= REQUIRED WORK =
Render every entry verbatim.

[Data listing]
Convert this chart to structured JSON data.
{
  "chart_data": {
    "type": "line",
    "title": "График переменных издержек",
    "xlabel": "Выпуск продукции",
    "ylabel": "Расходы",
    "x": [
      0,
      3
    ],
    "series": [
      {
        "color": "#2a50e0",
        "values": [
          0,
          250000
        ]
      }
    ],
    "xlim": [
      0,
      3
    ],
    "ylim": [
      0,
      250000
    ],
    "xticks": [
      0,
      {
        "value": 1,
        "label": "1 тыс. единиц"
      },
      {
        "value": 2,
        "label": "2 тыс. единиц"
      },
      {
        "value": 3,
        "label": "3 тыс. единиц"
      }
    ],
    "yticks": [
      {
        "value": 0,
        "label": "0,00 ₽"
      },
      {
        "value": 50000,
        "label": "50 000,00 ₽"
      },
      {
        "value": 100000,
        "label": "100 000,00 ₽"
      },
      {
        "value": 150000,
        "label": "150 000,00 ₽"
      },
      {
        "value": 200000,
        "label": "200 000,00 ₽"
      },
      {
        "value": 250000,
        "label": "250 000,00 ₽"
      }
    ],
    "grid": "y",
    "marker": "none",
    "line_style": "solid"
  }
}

= WRITTEN SOLUTION =
Convert this chart to structured JSON data.
{
  "chart_data": {
    "type": "line",
    "title": "График переменных издержек",
    "xlabel": "Выпуск продукции",
    "ylabel": "Расходы",
    "x": [
      0,
      3
    ],
    "series": [
      {
        "color": "#2a50e0",
        "values": [
          0,
          250000
        ]
      }
    ],
    "xlim": [
      0,
      3
    ],
    "ylim": [
      0,
      250000
    ],
    "xticks": [
      0,
      {
        "value": 1,
        "label": "1 тыс. единиц"
      },
      {
        "value": 2,
        "label": "2 тыс. единиц"
      },
      {
        "value": 3,
        "label": "3 тыс. единиц"
      }
    ],
    "yticks": [
      {
        "value": 0,
        "label": "0,00 ₽"
      },
      {
        "value": 50000,
        "label": "50 000,00 ₽"
      },
      {
        "value": 100000,
        "label": "100 000,00 ₽"
      },
      {
        "value": 150000,
        "label": "150 000,00 ₽"
      },
      {
        "value": 200000,
        "label": "200 000,00 ₽"
      },
      {
        "value": 250000,
        "label": "250 000,00 ₽"
      }
    ],
    "grid": "y",
    "marker": "none",
    "line_style": "solid"
  }
}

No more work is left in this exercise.